## [SHORT PROBLEM]
In the entries below, count each line holding the word "JSON". Answer with the total alone.

## [RECORDS SHOWN]
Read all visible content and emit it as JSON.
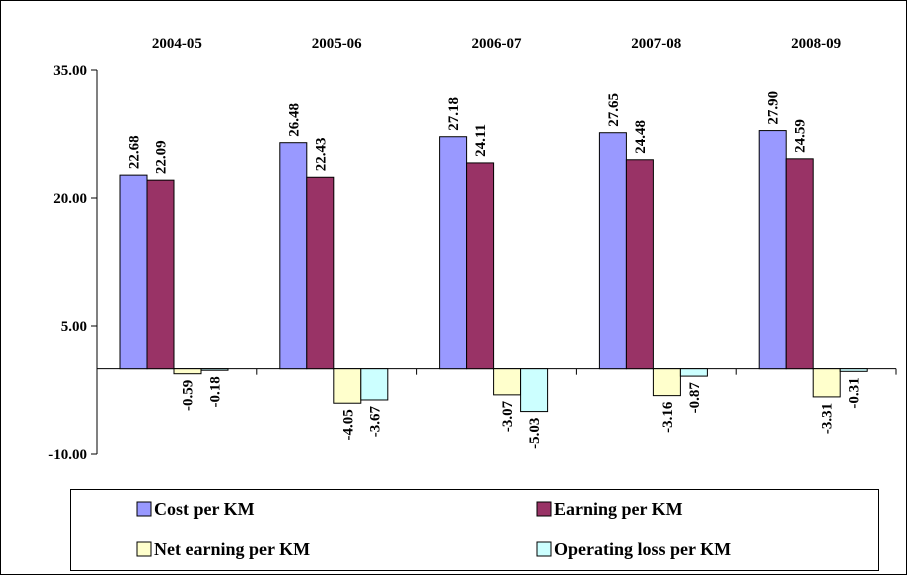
{
  "chart_data": {
    "type": "bar",
    "title": "",
    "xlabel": "",
    "ylabel": "",
    "categories": [
      "2004-05",
      "2005-06",
      "2006-07",
      "2007-08",
      "2008-09"
    ],
    "y_ticks": [
      35.0,
      20.0,
      5.0,
      -10.0
    ],
    "y_tick_labels": [
      "35.00",
      "20.00",
      "5.00",
      "-10.00"
    ],
    "ylim": [
      -10,
      35
    ],
    "grid": false,
    "category_labels_position": "top",
    "legend_position": "bottom",
    "series": [
      {
        "name": "Cost per KM",
        "color": "#9999ff",
        "values": [
          22.68,
          26.48,
          27.18,
          27.65,
          27.9
        ],
        "labels": [
          "22.68",
          "26.48",
          "27.18",
          "27.65",
          "27.90"
        ]
      },
      {
        "name": "Earning per KM",
        "color": "#993366",
        "values": [
          22.09,
          22.43,
          24.11,
          24.48,
          24.59
        ],
        "labels": [
          "22.09",
          "22.43",
          "24.11",
          "24.48",
          "24.59"
        ]
      },
      {
        "name": "Net earning per KM",
        "color": "#ffffcc",
        "values": [
          -0.59,
          -4.05,
          -3.07,
          -3.16,
          -3.31
        ],
        "labels": [
          "-0.59",
          "-4.05",
          "-3.07",
          "-3.16",
          "-3.31"
        ]
      },
      {
        "name": "Operating loss per KM",
        "color": "#ccffff",
        "values": [
          -0.18,
          -3.67,
          -5.03,
          -0.87,
          -0.31
        ],
        "labels": [
          "-0.18",
          "-3.67",
          "-5.03",
          "-0.87",
          "-0.31"
        ]
      }
    ]
  }
}
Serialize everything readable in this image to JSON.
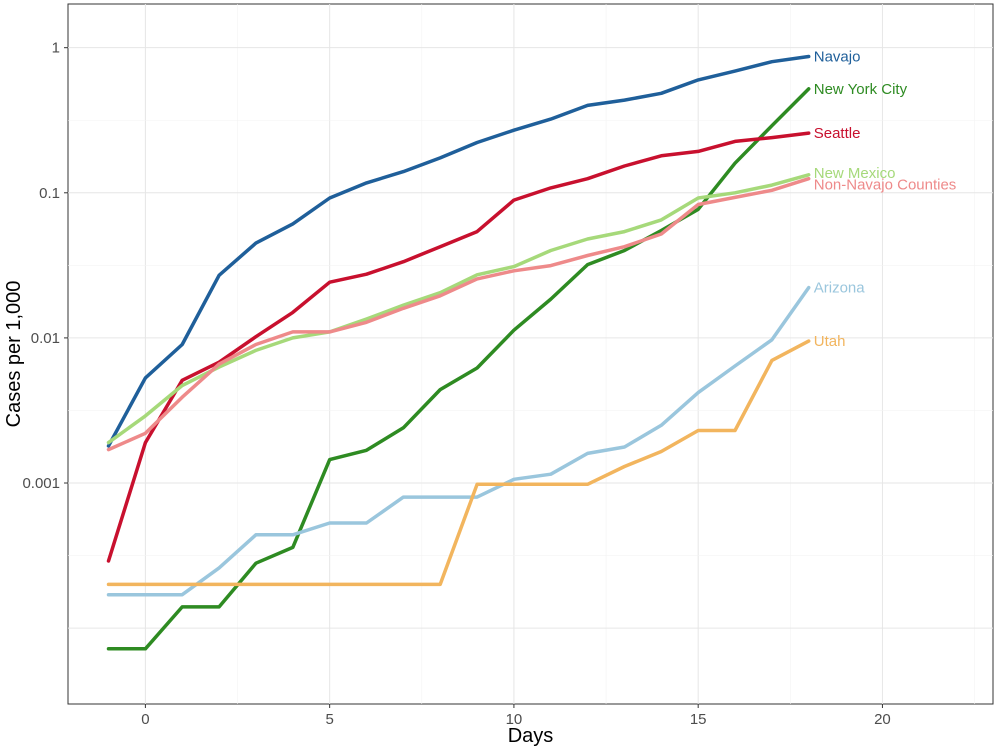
{
  "chart_data": {
    "type": "line",
    "title": "",
    "xlabel": "Days",
    "ylabel": "Cases per 1,000",
    "y_scale": "log10",
    "xlim": [
      -2.1,
      23
    ],
    "ylim": [
      3e-05,
      2.0
    ],
    "x_ticks": [
      0,
      5,
      10,
      15,
      20
    ],
    "x_tick_labels": [
      "0",
      "5",
      "10",
      "15",
      "20"
    ],
    "y_ticks": [
      0.001,
      0.01,
      0.1,
      1
    ],
    "y_tick_labels": [
      "0.001",
      "0.01",
      "0.1",
      "1"
    ],
    "grid": true,
    "legend": "direct labels at line ends",
    "series": [
      {
        "name": "Navajo",
        "color": "#1f5f9a",
        "x": [
          -1,
          0,
          1,
          2,
          3,
          4,
          5,
          6,
          7,
          8,
          9,
          10,
          11,
          12,
          13,
          14,
          15,
          16,
          17,
          18
        ],
        "y": [
          0.0018,
          0.0053,
          0.009,
          0.027,
          0.045,
          0.061,
          0.092,
          0.117,
          0.14,
          0.174,
          0.222,
          0.27,
          0.322,
          0.4,
          0.435,
          0.485,
          0.6,
          0.69,
          0.8,
          0.87
        ]
      },
      {
        "name": "New York City",
        "color": "#2e8b22",
        "x": [
          -1,
          0,
          1,
          2,
          3,
          4,
          5,
          6,
          7,
          8,
          9,
          10,
          11,
          12,
          13,
          14,
          15,
          16,
          17,
          18
        ],
        "y": [
          7.2e-05,
          7.2e-05,
          0.00014,
          0.00014,
          0.00028,
          0.00036,
          0.00145,
          0.00168,
          0.0024,
          0.0044,
          0.0062,
          0.0113,
          0.0185,
          0.032,
          0.04,
          0.055,
          0.077,
          0.16,
          0.29,
          0.52
        ]
      },
      {
        "name": "Seattle",
        "color": "#c8102e",
        "x": [
          -1,
          0,
          1,
          2,
          3,
          4,
          5,
          6,
          7,
          8,
          9,
          10,
          11,
          12,
          13,
          14,
          15,
          16,
          17,
          18
        ],
        "y": [
          0.00029,
          0.0019,
          0.0051,
          0.0068,
          0.0102,
          0.015,
          0.0242,
          0.0275,
          0.0335,
          0.0425,
          0.054,
          0.089,
          0.108,
          0.125,
          0.153,
          0.18,
          0.193,
          0.226,
          0.24,
          0.258
        ]
      },
      {
        "name": "New Mexico",
        "color": "#a6d97a",
        "x": [
          -1,
          0,
          1,
          2,
          3,
          4,
          5,
          6,
          7,
          8,
          9,
          10,
          11,
          12,
          13,
          14,
          15,
          16,
          17,
          18
        ],
        "y": [
          0.0019,
          0.0029,
          0.0047,
          0.0063,
          0.0082,
          0.01,
          0.011,
          0.0135,
          0.0168,
          0.0205,
          0.0272,
          0.031,
          0.04,
          0.048,
          0.054,
          0.065,
          0.092,
          0.1,
          0.113,
          0.133
        ]
      },
      {
        "name": "Non-Navajo Counties",
        "color": "#ee8a8a",
        "x": [
          -1,
          0,
          1,
          2,
          3,
          4,
          5,
          6,
          7,
          8,
          9,
          10,
          11,
          12,
          13,
          14,
          15,
          16,
          17,
          18
        ],
        "y": [
          0.0017,
          0.0022,
          0.0039,
          0.0066,
          0.009,
          0.011,
          0.011,
          0.0128,
          0.016,
          0.0195,
          0.0255,
          0.029,
          0.0315,
          0.037,
          0.0425,
          0.052,
          0.083,
          0.093,
          0.104,
          0.125
        ]
      },
      {
        "name": "Arizona",
        "color": "#9ac6dd",
        "x": [
          -1,
          0,
          1,
          2,
          3,
          4,
          5,
          6,
          7,
          8,
          9,
          10,
          11,
          12,
          13,
          14,
          15,
          16,
          17,
          18
        ],
        "y": [
          0.00017,
          0.00017,
          0.00017,
          0.00026,
          0.00044,
          0.00044,
          0.00053,
          0.00053,
          0.0008,
          0.0008,
          0.0008,
          0.00106,
          0.00115,
          0.0016,
          0.00177,
          0.0025,
          0.0042,
          0.0064,
          0.0097,
          0.0222
        ]
      },
      {
        "name": "Utah",
        "color": "#f2b55e",
        "x": [
          -1,
          0,
          1,
          2,
          3,
          4,
          5,
          6,
          7,
          8,
          9,
          10,
          11,
          12,
          13,
          14,
          15,
          16,
          17,
          18
        ],
        "y": [
          0.0002,
          0.0002,
          0.0002,
          0.0002,
          0.0002,
          0.0002,
          0.0002,
          0.0002,
          0.0002,
          0.0002,
          0.00098,
          0.00098,
          0.00098,
          0.00098,
          0.0013,
          0.00165,
          0.0023,
          0.0023,
          0.007,
          0.0095
        ]
      }
    ]
  }
}
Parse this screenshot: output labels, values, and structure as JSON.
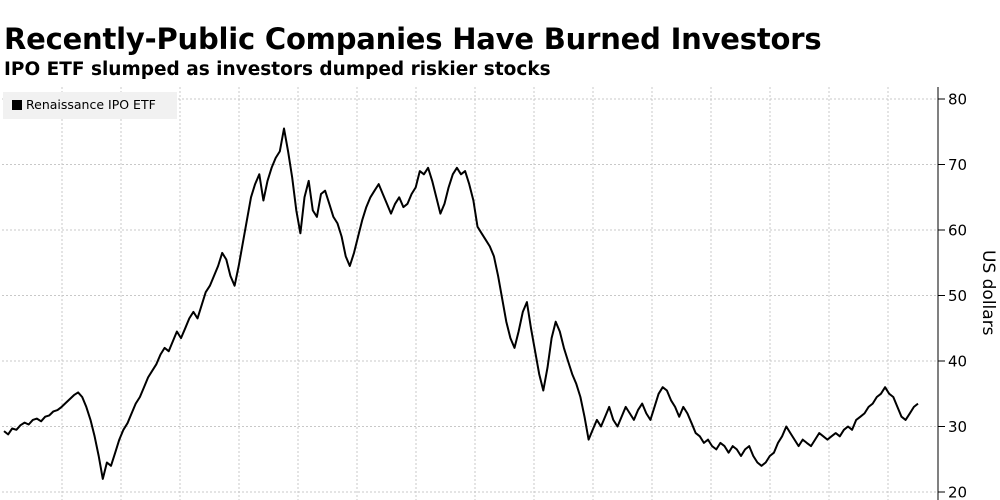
{
  "title": "Recently-Public Companies Have Burned Investors",
  "subtitle": "IPO ETF slumped as investors dumped riskier stocks",
  "chart_data": {
    "type": "line",
    "ylabel": "US dollars",
    "ylim": [
      20,
      80
    ],
    "yticks": [
      20,
      30,
      40,
      50,
      60,
      70,
      80
    ],
    "grid": true,
    "legend_position": "top-left",
    "series": [
      {
        "name": "Renaissance IPO ETF",
        "color": "#000000",
        "values": [
          29.3,
          28.8,
          29.7,
          29.5,
          30.2,
          30.6,
          30.3,
          31.0,
          31.2,
          30.8,
          31.5,
          31.7,
          32.3,
          32.5,
          33.0,
          33.6,
          34.2,
          34.8,
          35.2,
          34.5,
          33.0,
          31.0,
          28.5,
          25.5,
          22.0,
          24.5,
          24.0,
          26.0,
          28.0,
          29.5,
          30.5,
          32.0,
          33.5,
          34.5,
          36.0,
          37.5,
          38.5,
          39.5,
          41.0,
          42.0,
          41.5,
          43.0,
          44.5,
          43.5,
          45.0,
          46.5,
          47.5,
          46.5,
          48.5,
          50.5,
          51.5,
          53.0,
          54.5,
          56.5,
          55.5,
          53.0,
          51.5,
          54.5,
          58.0,
          61.5,
          65.0,
          67.0,
          68.5,
          64.5,
          67.5,
          69.5,
          71.0,
          72.0,
          75.5,
          72.0,
          68.0,
          63.0,
          59.5,
          65.0,
          67.5,
          63.0,
          62.0,
          65.5,
          66.0,
          64.0,
          62.0,
          61.0,
          59.0,
          56.0,
          54.5,
          56.5,
          59.0,
          61.5,
          63.5,
          65.0,
          66.0,
          67.0,
          65.5,
          64.0,
          62.5,
          64.0,
          65.0,
          63.5,
          64.0,
          65.5,
          66.5,
          69.0,
          68.5,
          69.5,
          67.5,
          65.0,
          62.5,
          64.0,
          66.5,
          68.5,
          69.5,
          68.5,
          69.0,
          67.0,
          64.5,
          60.5,
          59.5,
          58.5,
          57.5,
          56.0,
          53.0,
          49.5,
          46.0,
          43.5,
          42.0,
          44.5,
          47.5,
          49.0,
          45.0,
          41.5,
          38.0,
          35.5,
          39.0,
          43.5,
          46.0,
          44.5,
          42.0,
          40.0,
          38.0,
          36.5,
          34.5,
          31.5,
          28.0,
          29.5,
          31.0,
          30.0,
          31.5,
          33.0,
          31.0,
          30.0,
          31.5,
          33.0,
          32.0,
          31.0,
          32.5,
          33.5,
          32.0,
          31.0,
          33.0,
          35.0,
          36.0,
          35.5,
          34.0,
          33.0,
          31.5,
          33.0,
          32.0,
          30.5,
          29.0,
          28.5,
          27.5,
          28.0,
          27.0,
          26.5,
          27.5,
          27.0,
          26.0,
          27.0,
          26.5,
          25.5,
          26.5,
          27.0,
          25.5,
          24.5,
          24.0,
          24.5,
          25.5,
          26.0,
          27.5,
          28.5,
          30.0,
          29.0,
          28.0,
          27.0,
          28.0,
          27.5,
          27.0,
          28.0,
          29.0,
          28.5,
          28.0,
          28.5,
          29.0,
          28.5,
          29.5,
          30.0,
          29.5,
          31.0,
          31.5,
          32.0,
          33.0,
          33.5,
          34.5,
          35.0,
          36.0,
          35.0,
          34.5,
          33.0,
          31.5,
          31.0,
          32.0,
          33.0,
          33.5
        ]
      }
    ]
  }
}
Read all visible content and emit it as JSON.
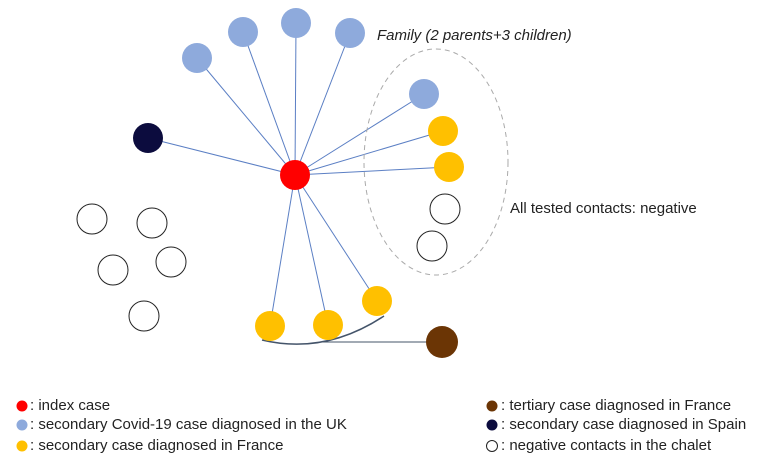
{
  "annotations": {
    "family": "Family (2 parents+3 children)",
    "negative": "All tested contacts: negative"
  },
  "legend": [
    ": index case",
    ": secondary Covid-19 case diagnosed in the UK",
    ": secondary case diagnosed in France",
    ": tertiary case diagnosed in France",
    ": secondary case diagnosed in Spain",
    ": negative contacts in the chalet"
  ]
}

## [TASK RESPONSE]
4